■ Document ■
The No Labels Party Can’t Give Up on the Conservative Dream of Post-Partisanship

Joe Lieberman wants a “commonsense, moderate, independent” politics in America, to be advanced by his group No Labels. It’s a bankrupt “post-partisan” vision that has no solutions to any of the multiple dire threats facing Americans.

Former senator Joe Lieberman speaks during a Bloomberg Television interview in New York, on February 6, 2019. (Christopher Goodney / Bloomberg via Getty Images)

Even in today’s chaotic and unpredictable political environment, some things are as constant as the North Star. So it was probably inevitable that the group No Labels, a 501(c)(4) nonprofit group that is an official political party in three states, would advance the periodically floated idea of an independent third-party presidential campaign ahead of 2024. Much as water is wet and the sky is blue, America has long housed a strand of elite reaction that simply cannot abandon the fever dream of “transcending” the partisan divide by finally eradicating politics altogether.

Last weekend, the Washington Post reported that No Labels initiated a $70 million campaign to get on the presidential ballot line in all fifty states — something it calls an “insurance policy” against both Democrats and Republicans should either nominate a candidate it deems “unacceptable.” What the organization will actually do remains an open question.

Speaking to the Post, former senator Joe Lieberman, a cochair of the group, coyly suggested No Labels might attempt to get both the GOP and Democratic candidates to commit to its “common-sense, moderate, independent platform,” though the group hasn’t ruled out backing its own ticket at the presidential level. Sen. Joe Manchin and former Maryland governor Larry Hogan, among others, are apparently both warm to the idea.

No Labels’ effort belongs to a lineage of elite thinking that proposes to break the deadlock of American politics by consolidating all of its worst features. On paper at least, the group — founded in late 2010 with a stated mission to “advocate and educate for greater bipartisan cooperation throughout all levels of government” — embraces the exhausted premise that the country’s problems can be traced to the rancor and incivility yielded by its current two-party system. In this view, political division is less the product of democratic contestation and disagreement than something artificially imposed by partisan competition. With that impediment removed, new vistas of cooperation supposedly await.

■ Collected data ■
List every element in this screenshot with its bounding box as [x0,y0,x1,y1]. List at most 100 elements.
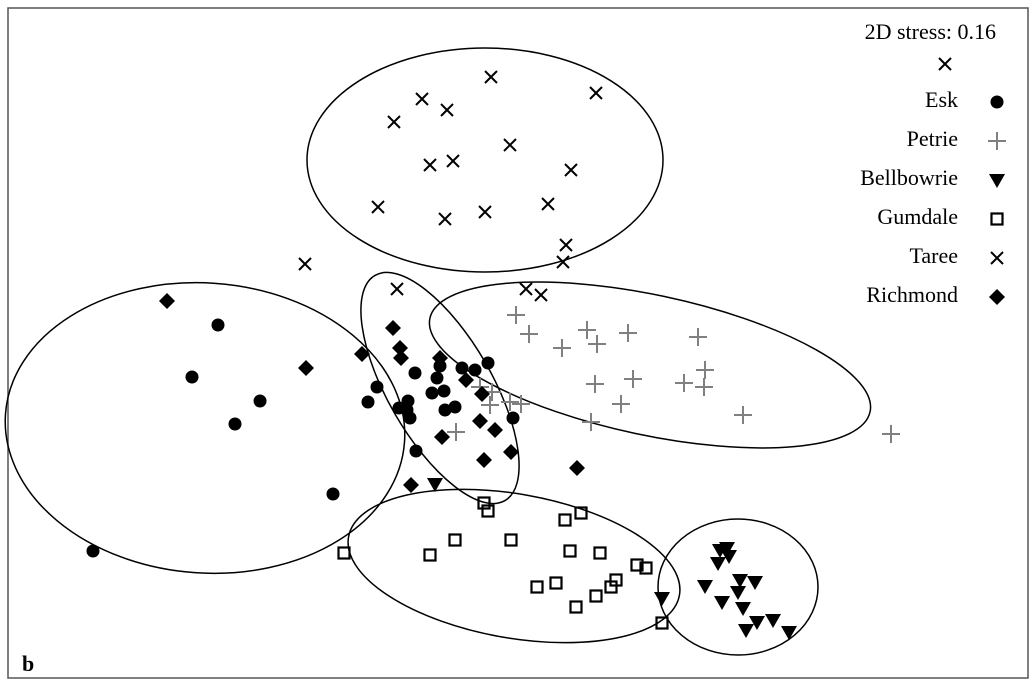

■ What this task involves ■
Continue the article on No Labels and post-partisan politics, picking up after its final sentence.

■ Exercise response ■
As the Intercept’s Clio Chang noted in 2018, No Labels is one among several prominent organizations that leverages anodyne centrist messaging to promote what is, for all intents and purposes, a conservative policy agenda. What’s more, as Chang put it, “The sensible solutions so often proposed by No Labels and its ilk have an uncanny likelihood of benefiting one particular element of our nation’s political economy: the superrich, or more precisely, the finance industry.”

That alignment, of course, is not incidental. When No Labels launched some thirteen years ago, it courted a rogue’s gallery of activist oligarchs and corporate barons who included David Koch, former AIG head Hank Greenberg, Peter Thiel, and Home Depot founder Ken Langone. During the 2018 election cycle, its network of affiliated super PACs raised more than $11 million from just over fifty individual donors on an average contribution of $124,000.

Strip away the artifice, in other words, and you find a bog standard dark-money operation whose actual mission is to slap post-partisan branding onto an agenda that would be perfectly at home in your average Chamber of Commerce or overpriced Wall Street luncheon.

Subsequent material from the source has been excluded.